◆ INSTRUCTIONS FOR THE TASK ◆
Below are records to transcribe exactly, without their pictures.

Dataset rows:
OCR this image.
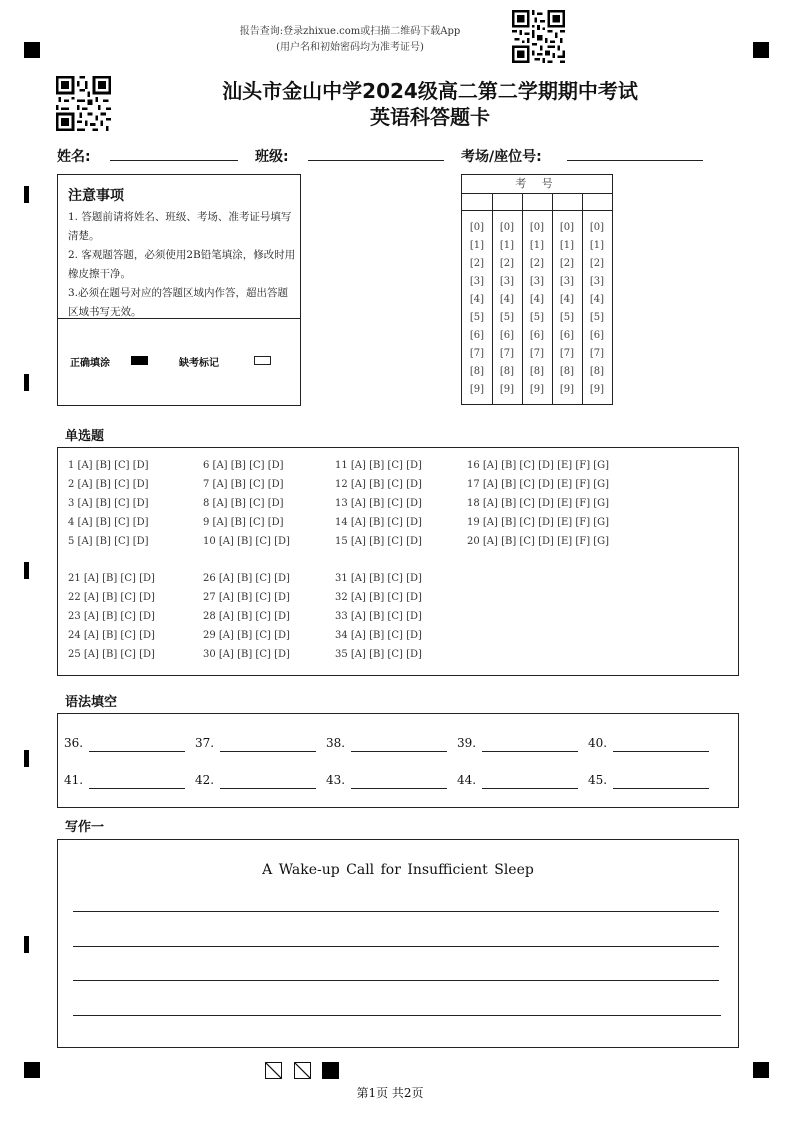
报告查询:登录zhixue.com或扫描二维码下载App
(用户名和初始密码均为准考证号)
汕头市金山中学2024级高二第二学期期中考试
英语科答题卡
姓名:	班级:	考场/座位号:
注意事项
1. 答题前请将姓名、班级、考场、准考证号填写清楚。
2. 客观题答题，必须使用2B铅笔填涂，修改时用橡皮擦干净。
3.必须在题号对应的答题区域内作答，超出答题区域书写无效。
正确填涂	缺考标记
考 号
[0]	[0]	[0]	[0]	[0]
[1]	[1]	[1]	[1]	[1]
[2]	[2]	[2]	[2]	[2]
[3]	[3]	[3]	[3]	[3]
[4]	[4]	[4]	[4]	[4]
[5]	[5]	[5]	[5]	[5]
[6]	[6]	[6]	[6]	[6]
[7]	[7]	[7]	[7]	[7]
[8]	[8]	[8]	[8]	[8]
[9]	[9]	[9]	[9]	[9]
单选题
1 [A] [B] [C] [D]
2 [A] [B] [C] [D]
3 [A] [B] [C] [D]
4 [A] [B] [C] [D]
5 [A] [B] [C] [D]
6 [A] [B] [C] [D]
7 [A] [B] [C] [D]
8 [A] [B] [C] [D]
9 [A] [B] [C] [D]
10 [A] [B] [C] [D]
11 [A] [B] [C] [D]
12 [A] [B] [C] [D]
13 [A] [B] [C] [D]
14 [A] [B] [C] [D]
15 [A] [B] [C] [D]
16 [A] [B] [C] [D] [E] [F] [G]
17 [A] [B] [C] [D] [E] [F] [G]
18 [A] [B] [C] [D] [E] [F] [G]
19 [A] [B] [C] [D] [E] [F] [G]
20 [A] [B] [C] [D] [E] [F] [G]
21 [A] [B] [C] [D]
22 [A] [B] [C] [D]
23 [A] [B] [C] [D]
24 [A] [B] [C] [D]
25 [A] [B] [C] [D]
26 [A] [B] [C] [D]
27 [A] [B] [C] [D]
28 [A] [B] [C] [D]
29 [A] [B] [C] [D]
30 [A] [B] [C] [D]
31 [A] [B] [C] [D]
32 [A] [B] [C] [D]
33 [A] [B] [C] [D]
34 [A] [B] [C] [D]
35 [A] [B] [C] [D]
语法填空
36.	37.	38.	39.	40.
41.	42.	43.	44.	45.
写作一
A Wake-up Call for Insufficient Sleep
第1页 共2页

◆ WRITTEN ANSWER ◆
OCR this image.
报告查询:登录zhixue.com或扫描二维码下载App
(用户名和初始密码均为准考证号)
汕头市金山中学2024级高二第二学期期中考试
英语科答题卡
姓名:	班级:	考场/座位号:
注意事项
1. 答题前请将姓名、班级、考场、准考证号填写清楚。
2. 客观题答题，必须使用2B铅笔填涂，修改时用橡皮擦干净。
3.必须在题号对应的答题区域内作答，超出答题区域书写无效。
正确填涂	缺考标记
考 号
[0]	[0]	[0]	[0]	[0]
[1]	[1]	[1]	[1]	[1]
[2]	[2]	[2]	[2]	[2]
[3]	[3]	[3]	[3]	[3]
[4]	[4]	[4]	[4]	[4]
[5]	[5]	[5]	[5]	[5]
[6]	[6]	[6]	[6]	[6]
[7]	[7]	[7]	[7]	[7]
[8]	[8]	[8]	[8]	[8]
[9]	[9]	[9]	[9]	[9]
单选题
1 [A] [B] [C] [D]
2 [A] [B] [C] [D]
3 [A] [B] [C] [D]
4 [A] [B] [C] [D]
5 [A] [B] [C] [D]
6 [A] [B] [C] [D]
7 [A] [B] [C] [D]
8 [A] [B] [C] [D]
9 [A] [B] [C] [D]
10 [A] [B] [C] [D]
11 [A] [B] [C] [D]
12 [A] [B] [C] [D]
13 [A] [B] [C] [D]
14 [A] [B] [C] [D]
15 [A] [B] [C] [D]
16 [A] [B] [C] [D] [E] [F] [G]
17 [A] [B] [C] [D] [E] [F] [G]
18 [A] [B] [C] [D] [E] [F] [G]
19 [A] [B] [C] [D] [E] [F] [G]
20 [A] [B] [C] [D] [E] [F] [G]
21 [A] [B] [C] [D]
22 [A] [B] [C] [D]
23 [A] [B] [C] [D]
24 [A] [B] [C] [D]
25 [A] [B] [C] [D]
26 [A] [B] [C] [D]
27 [A] [B] [C] [D]
28 [A] [B] [C] [D]
29 [A] [B] [C] [D]
30 [A] [B] [C] [D]
31 [A] [B] [C] [D]
32 [A] [B] [C] [D]
33 [A] [B] [C] [D]
34 [A] [B] [C] [D]
35 [A] [B] [C] [D]
语法填空
36.	37.	38.	39.	40.
41.	42.	43.	44.	45.
写作一
A Wake-up Call for Insufficient Sleep
第1页 共2页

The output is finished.